__WHAT TO WORK ON__
Scan the lines below; pull out those with "cast".

__DATA__

============================================================

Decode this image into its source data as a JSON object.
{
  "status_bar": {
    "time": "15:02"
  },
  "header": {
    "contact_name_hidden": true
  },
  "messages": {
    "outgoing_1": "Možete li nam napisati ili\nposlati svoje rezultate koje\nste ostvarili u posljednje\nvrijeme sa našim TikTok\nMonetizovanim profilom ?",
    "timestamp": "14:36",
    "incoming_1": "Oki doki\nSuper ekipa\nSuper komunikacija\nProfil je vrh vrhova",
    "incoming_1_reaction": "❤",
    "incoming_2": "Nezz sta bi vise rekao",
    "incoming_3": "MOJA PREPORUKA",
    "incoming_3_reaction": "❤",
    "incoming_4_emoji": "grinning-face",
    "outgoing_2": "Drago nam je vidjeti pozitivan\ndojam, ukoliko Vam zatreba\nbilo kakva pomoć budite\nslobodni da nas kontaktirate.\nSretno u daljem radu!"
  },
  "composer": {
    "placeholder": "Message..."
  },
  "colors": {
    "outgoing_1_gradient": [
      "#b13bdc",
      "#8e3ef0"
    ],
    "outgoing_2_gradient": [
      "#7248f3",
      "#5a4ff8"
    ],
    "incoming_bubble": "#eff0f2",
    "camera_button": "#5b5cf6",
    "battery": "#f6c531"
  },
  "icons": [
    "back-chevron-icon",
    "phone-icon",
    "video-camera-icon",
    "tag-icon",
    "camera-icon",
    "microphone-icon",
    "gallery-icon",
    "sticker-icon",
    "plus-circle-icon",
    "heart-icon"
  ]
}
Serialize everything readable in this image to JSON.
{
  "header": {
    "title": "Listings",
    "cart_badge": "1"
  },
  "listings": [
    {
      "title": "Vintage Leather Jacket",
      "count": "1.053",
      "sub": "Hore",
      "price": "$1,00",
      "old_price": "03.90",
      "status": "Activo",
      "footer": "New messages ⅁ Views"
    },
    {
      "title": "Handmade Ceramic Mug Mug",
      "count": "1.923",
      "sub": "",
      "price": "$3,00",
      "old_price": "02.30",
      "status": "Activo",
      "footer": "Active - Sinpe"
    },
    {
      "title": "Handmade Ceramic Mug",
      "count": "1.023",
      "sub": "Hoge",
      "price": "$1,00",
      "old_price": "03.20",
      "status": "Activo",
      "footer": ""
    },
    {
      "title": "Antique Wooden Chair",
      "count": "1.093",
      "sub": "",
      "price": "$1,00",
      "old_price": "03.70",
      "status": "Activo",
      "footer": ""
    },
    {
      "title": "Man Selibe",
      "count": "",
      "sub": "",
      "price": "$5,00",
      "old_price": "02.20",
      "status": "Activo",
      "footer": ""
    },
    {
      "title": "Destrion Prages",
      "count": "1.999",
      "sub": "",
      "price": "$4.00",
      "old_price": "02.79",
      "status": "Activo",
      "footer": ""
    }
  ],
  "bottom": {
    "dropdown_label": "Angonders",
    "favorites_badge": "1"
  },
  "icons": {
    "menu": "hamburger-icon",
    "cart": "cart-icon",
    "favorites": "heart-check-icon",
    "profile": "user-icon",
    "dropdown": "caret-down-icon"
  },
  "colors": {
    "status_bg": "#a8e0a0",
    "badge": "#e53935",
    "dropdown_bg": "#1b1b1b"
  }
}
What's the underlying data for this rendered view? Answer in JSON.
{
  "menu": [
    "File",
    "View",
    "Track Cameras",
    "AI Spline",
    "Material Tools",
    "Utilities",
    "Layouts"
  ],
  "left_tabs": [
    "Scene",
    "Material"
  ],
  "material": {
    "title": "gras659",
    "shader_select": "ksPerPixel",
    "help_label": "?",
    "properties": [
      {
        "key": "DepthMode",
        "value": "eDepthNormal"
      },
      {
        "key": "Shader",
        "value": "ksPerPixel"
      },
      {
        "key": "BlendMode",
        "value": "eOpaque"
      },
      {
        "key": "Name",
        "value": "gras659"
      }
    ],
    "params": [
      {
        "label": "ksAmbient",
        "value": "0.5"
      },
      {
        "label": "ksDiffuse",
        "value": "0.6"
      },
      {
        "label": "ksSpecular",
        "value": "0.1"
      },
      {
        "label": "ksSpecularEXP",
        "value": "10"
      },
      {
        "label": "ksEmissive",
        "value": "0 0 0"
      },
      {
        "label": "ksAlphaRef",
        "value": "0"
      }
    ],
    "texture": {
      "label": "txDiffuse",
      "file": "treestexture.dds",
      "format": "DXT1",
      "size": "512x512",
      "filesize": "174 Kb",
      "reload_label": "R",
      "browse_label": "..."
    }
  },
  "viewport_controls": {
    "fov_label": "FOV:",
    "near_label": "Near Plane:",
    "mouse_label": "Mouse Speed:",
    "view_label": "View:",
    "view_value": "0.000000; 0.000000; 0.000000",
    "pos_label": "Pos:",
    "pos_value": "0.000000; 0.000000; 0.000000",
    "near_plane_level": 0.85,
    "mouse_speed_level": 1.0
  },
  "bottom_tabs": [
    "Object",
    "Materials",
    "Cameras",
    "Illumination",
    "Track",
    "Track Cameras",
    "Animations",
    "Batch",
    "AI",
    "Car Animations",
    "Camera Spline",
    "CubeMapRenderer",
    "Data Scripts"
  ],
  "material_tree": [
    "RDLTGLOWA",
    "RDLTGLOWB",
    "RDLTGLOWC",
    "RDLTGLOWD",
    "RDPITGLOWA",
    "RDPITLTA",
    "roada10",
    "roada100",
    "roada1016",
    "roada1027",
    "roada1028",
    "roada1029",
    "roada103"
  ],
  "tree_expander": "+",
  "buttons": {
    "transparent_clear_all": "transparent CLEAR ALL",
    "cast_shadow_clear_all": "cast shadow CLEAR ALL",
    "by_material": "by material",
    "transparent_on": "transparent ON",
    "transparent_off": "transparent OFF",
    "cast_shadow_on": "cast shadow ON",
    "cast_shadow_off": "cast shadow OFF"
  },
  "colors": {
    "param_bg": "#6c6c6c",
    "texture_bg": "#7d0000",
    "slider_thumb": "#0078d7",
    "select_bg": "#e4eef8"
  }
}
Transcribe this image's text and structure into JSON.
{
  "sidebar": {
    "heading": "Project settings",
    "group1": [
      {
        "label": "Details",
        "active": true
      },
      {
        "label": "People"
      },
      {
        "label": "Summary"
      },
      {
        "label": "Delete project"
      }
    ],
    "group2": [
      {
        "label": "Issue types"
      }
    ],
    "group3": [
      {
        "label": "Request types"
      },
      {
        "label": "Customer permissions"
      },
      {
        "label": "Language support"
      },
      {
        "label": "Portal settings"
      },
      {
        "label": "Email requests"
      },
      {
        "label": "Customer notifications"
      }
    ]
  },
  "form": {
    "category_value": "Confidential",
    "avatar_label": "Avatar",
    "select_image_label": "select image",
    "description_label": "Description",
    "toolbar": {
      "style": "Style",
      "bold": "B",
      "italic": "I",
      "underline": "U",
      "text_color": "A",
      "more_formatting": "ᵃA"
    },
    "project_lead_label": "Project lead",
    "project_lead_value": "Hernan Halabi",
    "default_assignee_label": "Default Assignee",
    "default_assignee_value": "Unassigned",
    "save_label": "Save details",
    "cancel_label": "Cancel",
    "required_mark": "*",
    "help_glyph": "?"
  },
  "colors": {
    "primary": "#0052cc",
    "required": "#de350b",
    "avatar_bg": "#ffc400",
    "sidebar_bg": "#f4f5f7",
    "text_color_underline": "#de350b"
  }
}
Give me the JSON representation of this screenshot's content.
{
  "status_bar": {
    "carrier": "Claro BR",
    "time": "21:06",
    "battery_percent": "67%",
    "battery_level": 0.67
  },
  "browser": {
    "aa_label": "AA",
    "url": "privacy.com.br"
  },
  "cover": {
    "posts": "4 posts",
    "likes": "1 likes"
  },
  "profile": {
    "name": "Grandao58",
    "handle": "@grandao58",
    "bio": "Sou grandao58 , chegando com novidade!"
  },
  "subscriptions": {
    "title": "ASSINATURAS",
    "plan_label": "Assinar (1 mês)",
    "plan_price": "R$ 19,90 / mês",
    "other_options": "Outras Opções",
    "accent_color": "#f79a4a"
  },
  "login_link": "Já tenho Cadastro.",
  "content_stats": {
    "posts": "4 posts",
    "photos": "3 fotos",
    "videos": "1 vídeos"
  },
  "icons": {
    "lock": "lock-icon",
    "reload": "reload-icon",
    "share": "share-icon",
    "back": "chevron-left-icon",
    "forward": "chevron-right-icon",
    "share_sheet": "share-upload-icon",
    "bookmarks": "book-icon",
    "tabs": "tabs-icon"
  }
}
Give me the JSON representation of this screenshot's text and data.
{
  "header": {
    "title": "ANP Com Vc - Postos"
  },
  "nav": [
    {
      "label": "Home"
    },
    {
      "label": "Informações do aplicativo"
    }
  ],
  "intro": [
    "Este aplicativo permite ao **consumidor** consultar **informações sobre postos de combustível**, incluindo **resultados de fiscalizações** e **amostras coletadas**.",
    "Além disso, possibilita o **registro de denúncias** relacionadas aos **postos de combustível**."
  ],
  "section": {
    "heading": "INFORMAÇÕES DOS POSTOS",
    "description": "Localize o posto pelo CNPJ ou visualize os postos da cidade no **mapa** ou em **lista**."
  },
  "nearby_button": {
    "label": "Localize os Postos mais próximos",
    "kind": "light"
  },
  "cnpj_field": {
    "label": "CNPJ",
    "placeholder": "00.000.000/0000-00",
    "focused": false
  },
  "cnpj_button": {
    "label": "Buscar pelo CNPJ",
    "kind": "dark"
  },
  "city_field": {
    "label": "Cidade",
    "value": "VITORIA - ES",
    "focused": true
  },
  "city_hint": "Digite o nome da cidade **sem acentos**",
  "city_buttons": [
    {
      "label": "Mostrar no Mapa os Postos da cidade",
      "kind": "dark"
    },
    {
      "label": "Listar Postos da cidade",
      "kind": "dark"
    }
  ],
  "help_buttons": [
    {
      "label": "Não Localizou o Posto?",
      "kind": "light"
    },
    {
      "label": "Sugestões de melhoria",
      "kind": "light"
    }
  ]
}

============================================================

__TASK OUTPUT__
    "cast_shadow_clear_all": "cast shadow CLEAR ALL",
    "cast_shadow_on": "cast shadow ON",
    "cast_shadow_off": "cast shadow OFF"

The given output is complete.